[BEGIN Data shown]

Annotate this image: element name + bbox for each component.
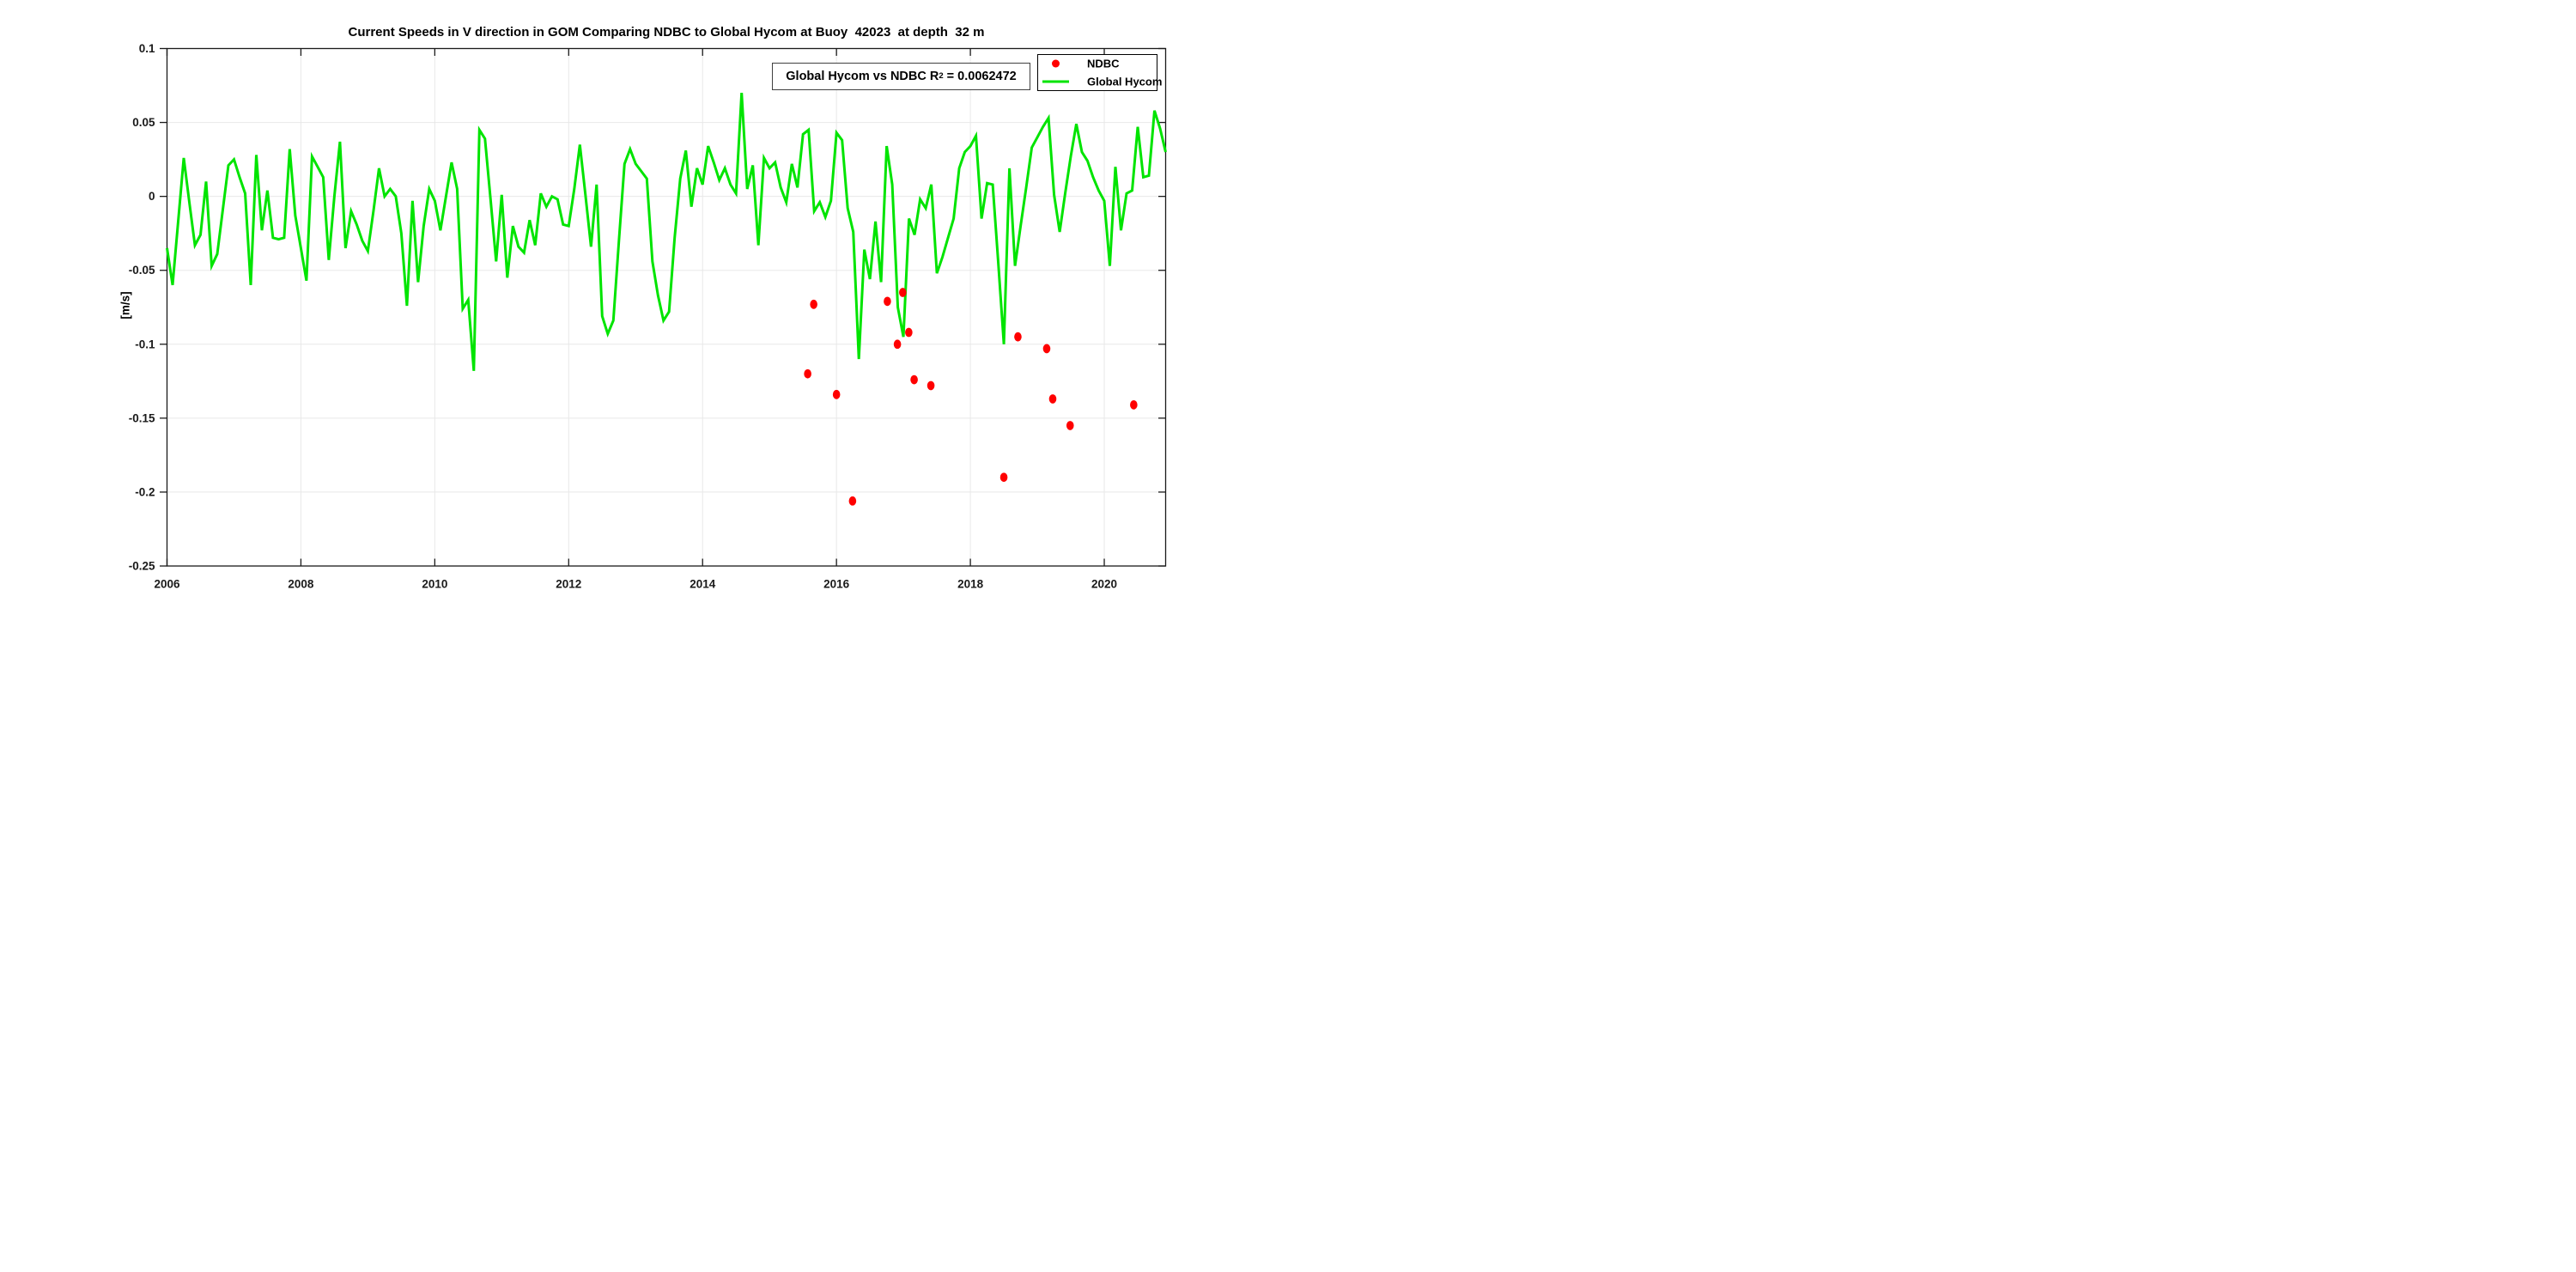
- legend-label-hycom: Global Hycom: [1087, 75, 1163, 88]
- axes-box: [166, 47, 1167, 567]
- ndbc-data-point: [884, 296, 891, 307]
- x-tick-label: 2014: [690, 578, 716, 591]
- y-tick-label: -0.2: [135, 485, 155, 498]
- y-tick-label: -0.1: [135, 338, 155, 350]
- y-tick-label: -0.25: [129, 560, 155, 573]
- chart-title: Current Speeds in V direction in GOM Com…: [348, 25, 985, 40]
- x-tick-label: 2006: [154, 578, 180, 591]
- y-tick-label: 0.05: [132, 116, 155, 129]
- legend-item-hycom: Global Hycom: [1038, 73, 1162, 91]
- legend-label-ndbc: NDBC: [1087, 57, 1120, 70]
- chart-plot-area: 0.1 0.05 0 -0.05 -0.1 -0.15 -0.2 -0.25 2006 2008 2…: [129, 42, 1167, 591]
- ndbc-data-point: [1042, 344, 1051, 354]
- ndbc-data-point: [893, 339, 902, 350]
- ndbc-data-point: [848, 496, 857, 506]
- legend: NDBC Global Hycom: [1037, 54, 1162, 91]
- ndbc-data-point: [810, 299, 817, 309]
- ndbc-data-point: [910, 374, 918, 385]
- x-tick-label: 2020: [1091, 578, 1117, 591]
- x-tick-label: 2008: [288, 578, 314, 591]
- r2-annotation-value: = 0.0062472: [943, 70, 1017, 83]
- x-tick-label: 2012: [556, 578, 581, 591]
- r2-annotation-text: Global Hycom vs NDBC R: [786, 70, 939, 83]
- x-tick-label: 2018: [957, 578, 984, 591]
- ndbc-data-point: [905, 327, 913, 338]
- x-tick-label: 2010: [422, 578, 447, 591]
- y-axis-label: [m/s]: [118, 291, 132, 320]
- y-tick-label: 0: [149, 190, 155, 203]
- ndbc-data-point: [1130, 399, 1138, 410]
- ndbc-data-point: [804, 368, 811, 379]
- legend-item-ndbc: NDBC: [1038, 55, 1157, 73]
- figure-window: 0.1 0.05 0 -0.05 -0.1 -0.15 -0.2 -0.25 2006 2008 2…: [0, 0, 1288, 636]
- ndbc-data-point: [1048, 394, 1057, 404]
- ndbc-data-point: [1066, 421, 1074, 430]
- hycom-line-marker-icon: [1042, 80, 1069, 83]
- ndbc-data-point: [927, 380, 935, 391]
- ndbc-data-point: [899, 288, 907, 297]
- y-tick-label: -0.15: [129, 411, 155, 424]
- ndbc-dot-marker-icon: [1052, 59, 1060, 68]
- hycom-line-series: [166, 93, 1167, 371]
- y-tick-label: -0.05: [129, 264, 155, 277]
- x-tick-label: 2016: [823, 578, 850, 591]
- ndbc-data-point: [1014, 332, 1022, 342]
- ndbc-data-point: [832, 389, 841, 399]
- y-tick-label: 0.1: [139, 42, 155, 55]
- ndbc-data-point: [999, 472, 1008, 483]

[END Data shown]
[BEGIN Data shown]

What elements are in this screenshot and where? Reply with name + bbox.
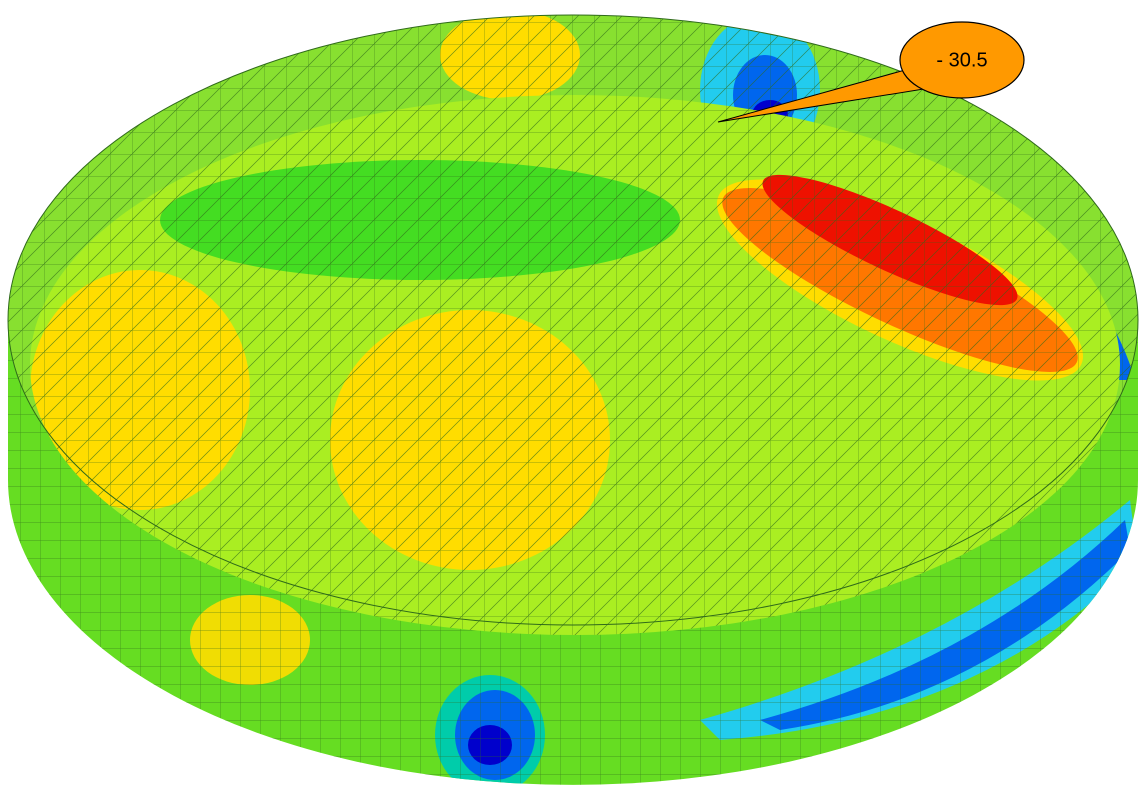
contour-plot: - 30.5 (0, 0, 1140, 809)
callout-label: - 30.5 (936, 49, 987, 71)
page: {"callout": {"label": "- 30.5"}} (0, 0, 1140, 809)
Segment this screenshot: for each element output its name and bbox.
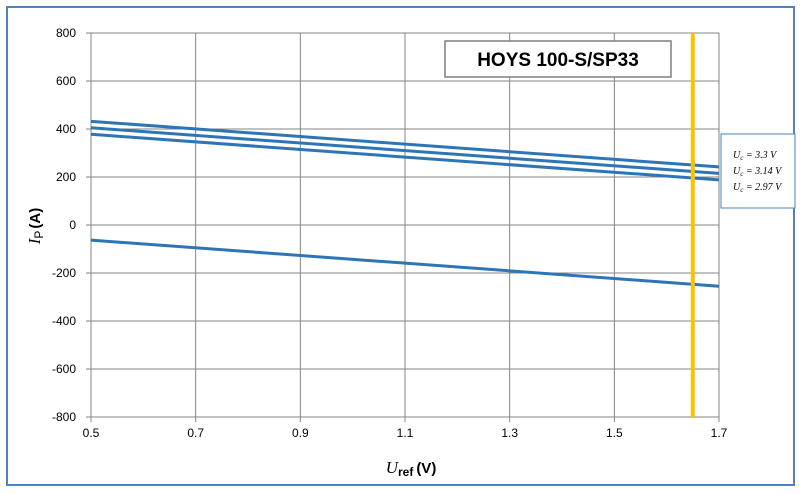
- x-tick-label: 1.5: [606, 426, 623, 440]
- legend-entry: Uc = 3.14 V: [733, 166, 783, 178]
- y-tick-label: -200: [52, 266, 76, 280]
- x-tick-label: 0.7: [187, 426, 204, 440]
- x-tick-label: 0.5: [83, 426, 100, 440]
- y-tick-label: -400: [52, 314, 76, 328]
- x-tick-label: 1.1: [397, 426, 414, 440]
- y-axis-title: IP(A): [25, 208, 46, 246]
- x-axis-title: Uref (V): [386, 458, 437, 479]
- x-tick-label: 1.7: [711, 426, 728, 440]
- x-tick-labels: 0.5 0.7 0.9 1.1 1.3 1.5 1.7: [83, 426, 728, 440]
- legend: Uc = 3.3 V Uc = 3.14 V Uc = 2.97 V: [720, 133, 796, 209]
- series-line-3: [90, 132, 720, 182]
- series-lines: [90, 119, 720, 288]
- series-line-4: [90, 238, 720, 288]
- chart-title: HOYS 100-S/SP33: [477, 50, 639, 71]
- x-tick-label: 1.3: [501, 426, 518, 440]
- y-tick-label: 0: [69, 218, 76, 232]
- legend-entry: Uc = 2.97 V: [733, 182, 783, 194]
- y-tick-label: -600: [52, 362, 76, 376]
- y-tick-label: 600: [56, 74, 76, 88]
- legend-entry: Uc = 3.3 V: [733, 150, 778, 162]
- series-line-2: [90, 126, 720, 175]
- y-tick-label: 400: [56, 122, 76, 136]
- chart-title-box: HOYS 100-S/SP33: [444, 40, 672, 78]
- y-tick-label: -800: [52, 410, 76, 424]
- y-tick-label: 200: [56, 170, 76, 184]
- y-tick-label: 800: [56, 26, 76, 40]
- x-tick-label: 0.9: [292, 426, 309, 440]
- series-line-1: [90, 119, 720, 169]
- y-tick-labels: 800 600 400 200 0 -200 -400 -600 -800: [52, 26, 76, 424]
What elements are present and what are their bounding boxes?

[END Data shown]

### Task
Which rows above contain the string "item"? Copy each of those rows in full.

### Output of the task
- legend-item-hycom: Global Hycom: [1038, 73, 1162, 91]
- legend-item-ndbc: NDBC: [1038, 55, 1157, 73]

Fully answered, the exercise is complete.